• **EXERCISE INPUT**

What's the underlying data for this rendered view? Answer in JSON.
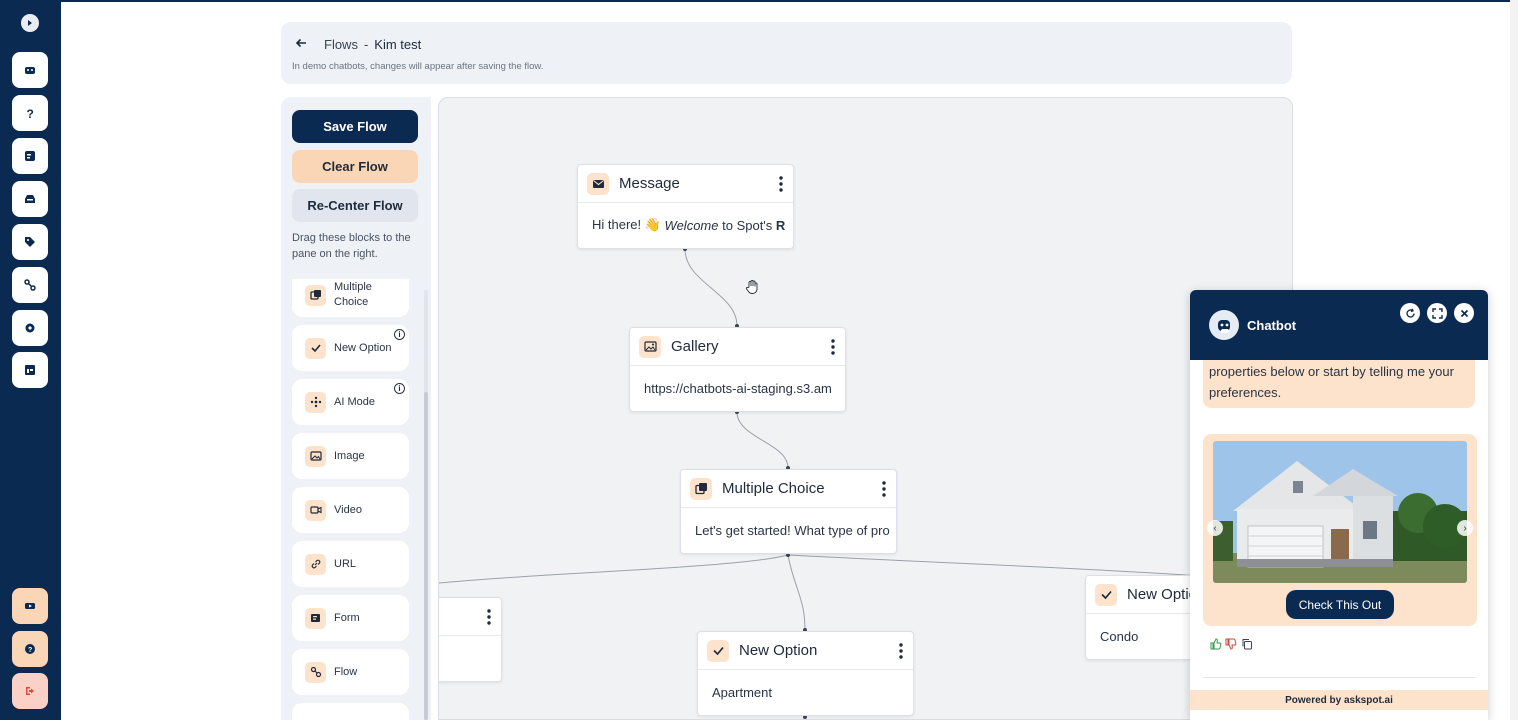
{
  "header": {
    "crumb_root": "Flows",
    "crumb_sep": "-",
    "crumb_page": "Kim test",
    "note": "In demo chatbots, changes will appear after saving the flow."
  },
  "panel": {
    "save_label": "Save Flow",
    "clear_label": "Clear Flow",
    "recenter_label": "Re-Center Flow",
    "hint": "Drag these blocks to the pane on the right.",
    "blocks": [
      {
        "label": "Multiple Choice",
        "icon": "cards-icon"
      },
      {
        "label": "New Option",
        "icon": "check-icon",
        "info": "i"
      },
      {
        "label": "AI Mode",
        "icon": "sparkle-icon",
        "info": "i"
      },
      {
        "label": "Image",
        "icon": "image-icon"
      },
      {
        "label": "Video",
        "icon": "video-icon"
      },
      {
        "label": "URL",
        "icon": "link-icon"
      },
      {
        "label": "Form",
        "icon": "form-icon"
      },
      {
        "label": "Flow",
        "icon": "flow-icon"
      }
    ]
  },
  "canvas": {
    "nodes": {
      "message": {
        "title": "Message",
        "text_before": "Hi there! 👋 ",
        "text_em": "Welcome",
        "text_after": " to Spot's ",
        "text_bold": "R"
      },
      "gallery": {
        "title": "Gallery",
        "text": "https://chatbots-ai-staging.s3.am"
      },
      "multiple_choice": {
        "title": "Multiple Choice",
        "text": "Let's get started! What type of pro"
      },
      "new_option_center": {
        "title": "New Option",
        "text": "Apartment"
      },
      "new_option_right": {
        "title": "New Optic",
        "text": "Condo"
      }
    }
  },
  "chatbot": {
    "title": "Chatbot",
    "message": "properties below or start by telling me your preferences.",
    "cta_label": "Check This Out",
    "footer": "Powered by askspot.ai"
  },
  "colors": {
    "navy": "#0b2a52",
    "peach": "#fbd6b6",
    "peach_light": "#fde3cc",
    "canvas_bg": "#f1f2f4"
  }
}
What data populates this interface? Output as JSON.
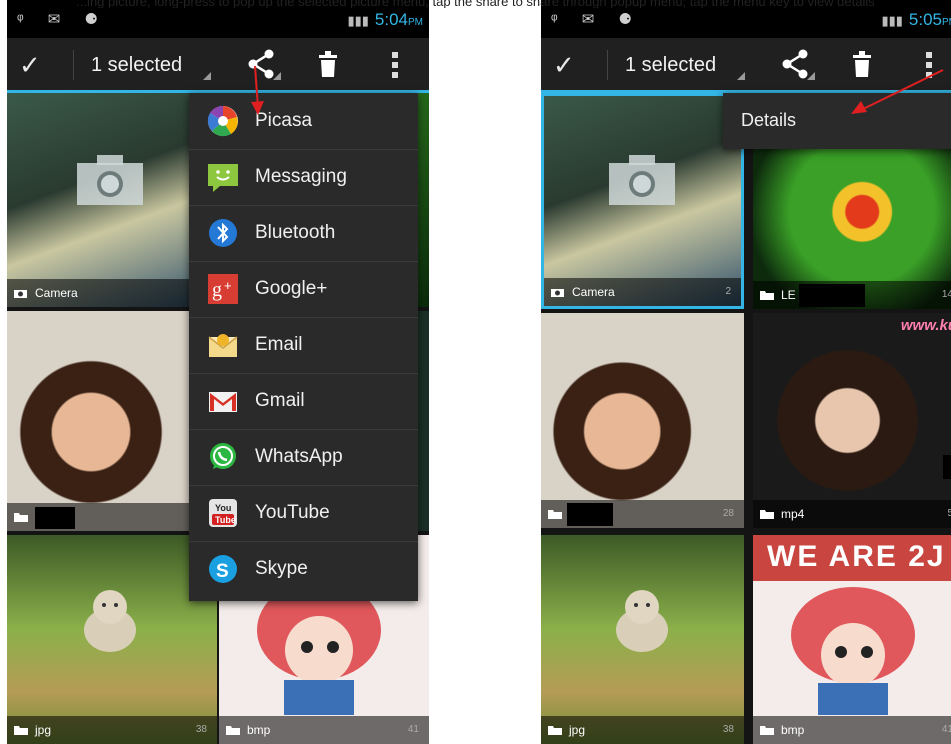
{
  "caption": "...ing picture, long-press to pop up the selected picture menu, tap the share to share through popup menu; tap the menu key to view details",
  "status_left": {
    "time": "5:04",
    "ampm": "PM"
  },
  "status_right": {
    "time": "5:05",
    "ampm": "PM"
  },
  "action_bar": {
    "selected_label": "1 selected"
  },
  "share_menu": {
    "items": [
      {
        "label": "Picasa",
        "icon": "picasa-icon"
      },
      {
        "label": "Messaging",
        "icon": "messaging-icon"
      },
      {
        "label": "Bluetooth",
        "icon": "bluetooth-icon"
      },
      {
        "label": "Google+",
        "icon": "google-plus-icon"
      },
      {
        "label": "Email",
        "icon": "email-icon"
      },
      {
        "label": "Gmail",
        "icon": "gmail-icon"
      },
      {
        "label": "WhatsApp",
        "icon": "whatsapp-icon"
      },
      {
        "label": "YouTube",
        "icon": "youtube-icon"
      },
      {
        "label": "Skype",
        "icon": "skype-icon"
      }
    ]
  },
  "overflow_menu": {
    "items": [
      {
        "label": "Details"
      }
    ]
  },
  "left_albums": [
    {
      "name": "Camera",
      "count": ""
    },
    {
      "name": "",
      "count": ""
    },
    {
      "name": "jpg",
      "count": "38"
    },
    {
      "name": "bmp",
      "count": "41"
    }
  ],
  "right_albums": [
    {
      "name": "Camera",
      "count": "2"
    },
    {
      "name": "LE",
      "count": "14"
    },
    {
      "name": "",
      "count": "28"
    },
    {
      "name": "mp4",
      "count": "5"
    },
    {
      "name": "jpg",
      "count": "38"
    },
    {
      "name": "bmp",
      "count": "41"
    }
  ],
  "thumb_text": {
    "watermark": "www.ku",
    "banner": "WE ARE 2J"
  },
  "colors": {
    "accent": "#33b5e5",
    "arrow": "#e02020"
  }
}
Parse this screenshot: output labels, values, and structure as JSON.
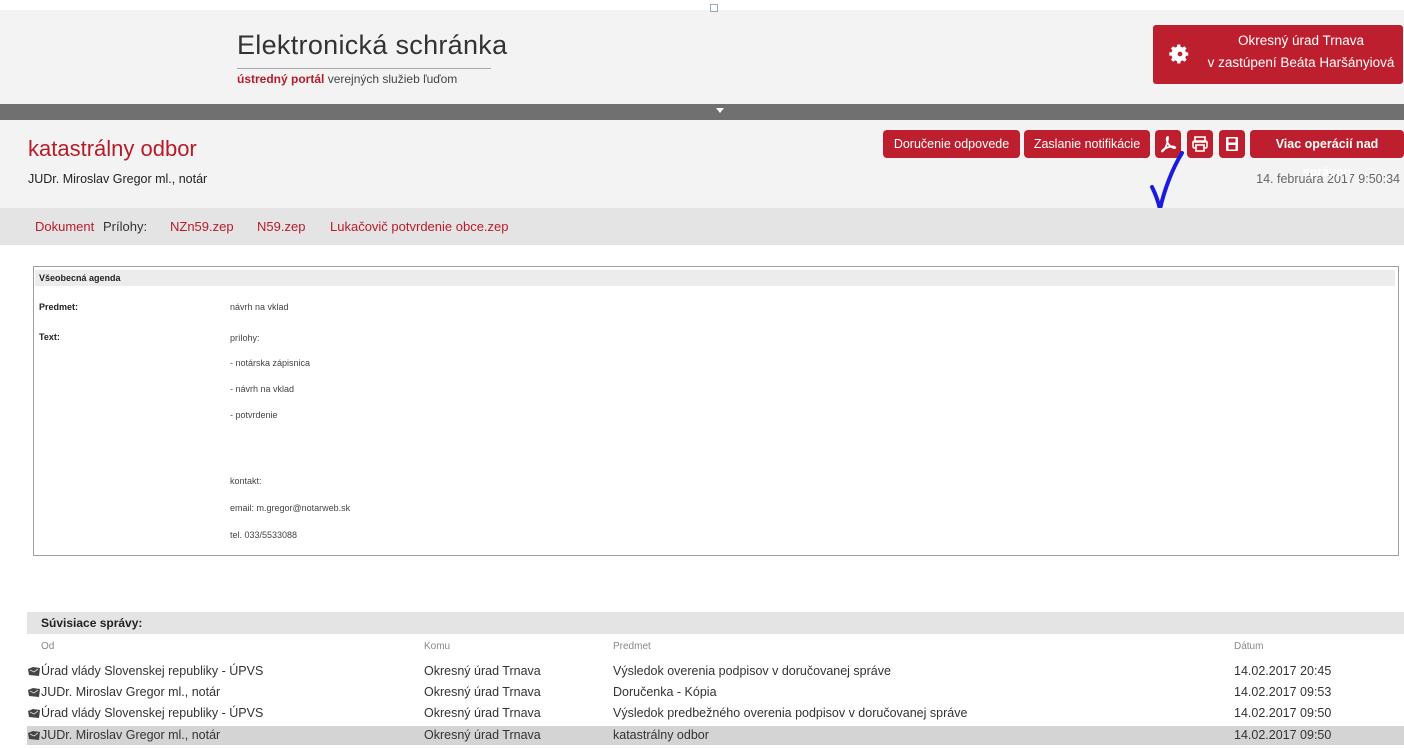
{
  "header": {
    "logo_title": "Elektronická schránka",
    "logo_sub_red": "ústredný portál",
    "logo_sub_rest": "verejných služieb ľuďom",
    "user_name": "Okresný úrad Trnava",
    "user_role": "v zastúpení Beáta Haršányiová"
  },
  "message": {
    "title": "katastrálny odbor",
    "sender": "JUDr. Miroslav Gregor ml., notár",
    "date": "14. februára 2017 9:50:34"
  },
  "toolbar": {
    "delivery_label": "Doručenie odpovede",
    "notify_label": "Zaslanie notifikácie",
    "more_label": "Viac operácií nad správou"
  },
  "attachments": {
    "document_label": "Dokument",
    "attachments_label": "Prílohy:",
    "files": [
      "NZn59.zep",
      "N59.zep",
      "Lukačovič potvrdenie obce.zep"
    ]
  },
  "document": {
    "section_title": "Všeobecná agenda",
    "subject_label": "Predmet:",
    "subject_value": "návrh na vklad",
    "text_label": "Text:",
    "text_lines": [
      "prílohy:",
      "- notárska zápisnica",
      "- návrh na vklad",
      "- potvrdenie",
      "kontakt:",
      "email: m.gregor@notarweb.sk",
      "tel. 033/5533088"
    ]
  },
  "related": {
    "title": "Súvisiace správy:",
    "columns": [
      "Od",
      "Komu",
      "Predmet",
      "Dátum"
    ],
    "rows": [
      {
        "from": "Úrad vlády Slovenskej republiky - ÚPVS",
        "to": "Okresný úrad Trnava",
        "subject": "Výsledok overenia podpisov v doručovanej správe",
        "date": "14.02.2017 20:45"
      },
      {
        "from": "JUDr. Miroslav Gregor ml., notár",
        "to": "Okresný úrad Trnava",
        "subject": "Doručenka - Kópia",
        "date": "14.02.2017 09:53"
      },
      {
        "from": "Úrad vlády Slovenskej republiky - ÚPVS",
        "to": "Okresný úrad Trnava",
        "subject": "Výsledok predbežného overenia podpisov v doručovanej správe",
        "date": "14.02.2017 09:50"
      },
      {
        "from": "JUDr. Miroslav Gregor ml., notár",
        "to": "Okresný úrad Trnava",
        "subject": "katastrálny odbor",
        "date": "14.02.2017 09:50"
      }
    ]
  },
  "colors": {
    "brand_red": "#bd1f2e",
    "header_bg": "#f3f3f3",
    "bar_gray": "#707070",
    "checkmark_blue": "#1a1ae0"
  },
  "icons": [
    "gear-icon",
    "pdf-icon",
    "print-icon",
    "save-icon",
    "envelope-icon",
    "checkmark-annotation"
  ]
}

• **TASK**
Leave out the pictures and copy the rest of the material above exactly.

• **RESULT OF THE TASK**
What's the underlying data for this rendered view? Answer in JSON.
{
  "header": {
    "crumb_root": "Flows",
    "crumb_sep": "-",
    "crumb_page": "Kim test",
    "note": "In demo chatbots, changes will appear after saving the flow."
  },
  "panel": {
    "save_label": "Save Flow",
    "clear_label": "Clear Flow",
    "recenter_label": "Re-Center Flow",
    "hint": "Drag these blocks to the pane on the right.",
    "blocks": [
      {
        "label": "Multiple Choice",
        "icon": "cards-icon"
      },
      {
        "label": "New Option",
        "icon": "check-icon",
        "info": "i"
      },
      {
        "label": "AI Mode",
        "icon": "sparkle-icon",
        "info": "i"
      },
      {
        "label": "Image",
        "icon": "image-icon"
      },
      {
        "label": "Video",
        "icon": "video-icon"
      },
      {
        "label": "URL",
        "icon": "link-icon"
      },
      {
        "label": "Form",
        "icon": "form-icon"
      },
      {
        "label": "Flow",
        "icon": "flow-icon"
      }
    ]
  },
  "canvas": {
    "nodes": {
      "message": {
        "title": "Message",
        "text_before": "Hi there! 👋 ",
        "text_em": "Welcome",
        "text_after": " to Spot's ",
        "text_bold": "R"
      },
      "gallery": {
        "title": "Gallery",
        "text": "https://chatbots-ai-staging.s3.am"
      },
      "multiple_choice": {
        "title": "Multiple Choice",
        "text": "Let's get started! What type of pro"
      },
      "new_option_center": {
        "title": "New Option",
        "text": "Apartment"
      },
      "new_option_right": {
        "title": "New Optic",
        "text": "Condo"
      }
    }
  },
  "chatbot": {
    "title": "Chatbot",
    "message": "properties below or start by telling me your preferences.",
    "cta_label": "Check This Out",
    "footer": "Powered by askspot.ai"
  },
  "colors": {
    "navy": "#0b2a52",
    "peach": "#fbd6b6",
    "peach_light": "#fde3cc",
    "canvas_bg": "#f1f2f4"
  }
}
What data populates this interface? Output as JSON.
{
  "caption": "...ing picture, long-press to pop up the selected picture menu, tap the share to share through popup menu; tap the menu key to view details",
  "status_left": {
    "time": "5:04",
    "ampm": "PM"
  },
  "status_right": {
    "time": "5:05",
    "ampm": "PM"
  },
  "action_bar": {
    "selected_label": "1 selected"
  },
  "share_menu": {
    "items": [
      {
        "label": "Picasa",
        "icon": "picasa-icon"
      },
      {
        "label": "Messaging",
        "icon": "messaging-icon"
      },
      {
        "label": "Bluetooth",
        "icon": "bluetooth-icon"
      },
      {
        "label": "Google+",
        "icon": "google-plus-icon"
      },
      {
        "label": "Email",
        "icon": "email-icon"
      },
      {
        "label": "Gmail",
        "icon": "gmail-icon"
      },
      {
        "label": "WhatsApp",
        "icon": "whatsapp-icon"
      },
      {
        "label": "YouTube",
        "icon": "youtube-icon"
      },
      {
        "label": "Skype",
        "icon": "skype-icon"
      }
    ]
  },
  "overflow_menu": {
    "items": [
      {
        "label": "Details"
      }
    ]
  },
  "left_albums": [
    {
      "name": "Camera",
      "count": ""
    },
    {
      "name": "",
      "count": ""
    },
    {
      "name": "jpg",
      "count": "38"
    },
    {
      "name": "bmp",
      "count": "41"
    }
  ],
  "right_albums": [
    {
      "name": "Camera",
      "count": "2"
    },
    {
      "name": "LE",
      "count": "14"
    },
    {
      "name": "",
      "count": "28"
    },
    {
      "name": "mp4",
      "count": "5"
    },
    {
      "name": "jpg",
      "count": "38"
    },
    {
      "name": "bmp",
      "count": "41"
    }
  ],
  "thumb_text": {
    "watermark": "www.ku",
    "banner": "WE ARE 2J"
  },
  "colors": {
    "accent": "#33b5e5",
    "arrow": "#e02020"
  }
}
Parse this screenshot: output labels, values, and structure as JSON.
{
  "header": {
    "logo_title": "Elektronická schránka",
    "logo_sub_red": "ústredný portál",
    "logo_sub_rest": "verejných služieb ľuďom",
    "user_name": "Okresný úrad Trnava",
    "user_role": "v zastúpení Beáta Haršányiová"
  },
  "message": {
    "title": "katastrálny odbor",
    "sender": "JUDr. Miroslav Gregor ml., notár",
    "date": "14. februára 2017 9:50:34"
  },
  "toolbar": {
    "delivery_label": "Doručenie odpovede",
    "notify_label": "Zaslanie notifikácie",
    "more_label": "Viac operácií nad správou"
  },
  "attachments": {
    "document_label": "Dokument",
    "attachments_label": "Prílohy:",
    "files": [
      "NZn59.zep",
      "N59.zep",
      "Lukačovič potvrdenie obce.zep"
    ]
  },
  "document": {
    "section_title": "Všeobecná agenda",
    "subject_label": "Predmet:",
    "subject_value": "návrh na vklad",
    "text_label": "Text:",
    "text_lines": [
      "prílohy:",
      "- notárska zápisnica",
      "- návrh na vklad",
      "- potvrdenie",
      "kontakt:",
      "email: m.gregor@notarweb.sk",
      "tel. 033/5533088"
    ]
  },
  "related": {
    "title": "Súvisiace správy:",
    "columns": [
      "Od",
      "Komu",
      "Predmet",
      "Dátum"
    ],
    "rows": [
      {
        "from": "Úrad vlády Slovenskej republiky - ÚPVS",
        "to": "Okresný úrad Trnava",
        "subject": "Výsledok overenia podpisov v doručovanej správe",
        "date": "14.02.2017 20:45"
      },
      {
        "from": "JUDr. Miroslav Gregor ml., notár",
        "to": "Okresný úrad Trnava",
        "subject": "Doručenka - Kópia",
        "date": "14.02.2017 09:53"
      },
      {
        "from": "Úrad vlády Slovenskej republiky - ÚPVS",
        "to": "Okresný úrad Trnava",
        "subject": "Výsledok predbežného overenia podpisov v doručovanej správe",
        "date": "14.02.2017 09:50"
      },
      {
        "from": "JUDr. Miroslav Gregor ml., notár",
        "to": "Okresný úrad Trnava",
        "subject": "katastrálny odbor",
        "date": "14.02.2017 09:50"
      }
    ]
  },
  "colors": {
    "brand_red": "#bd1f2e",
    "header_bg": "#f3f3f3",
    "bar_gray": "#707070",
    "checkmark_blue": "#1a1ae0"
  },
  "icons": [
    "gear-icon",
    "pdf-icon",
    "print-icon",
    "save-icon",
    "envelope-icon",
    "checkmark-annotation"
  ]
}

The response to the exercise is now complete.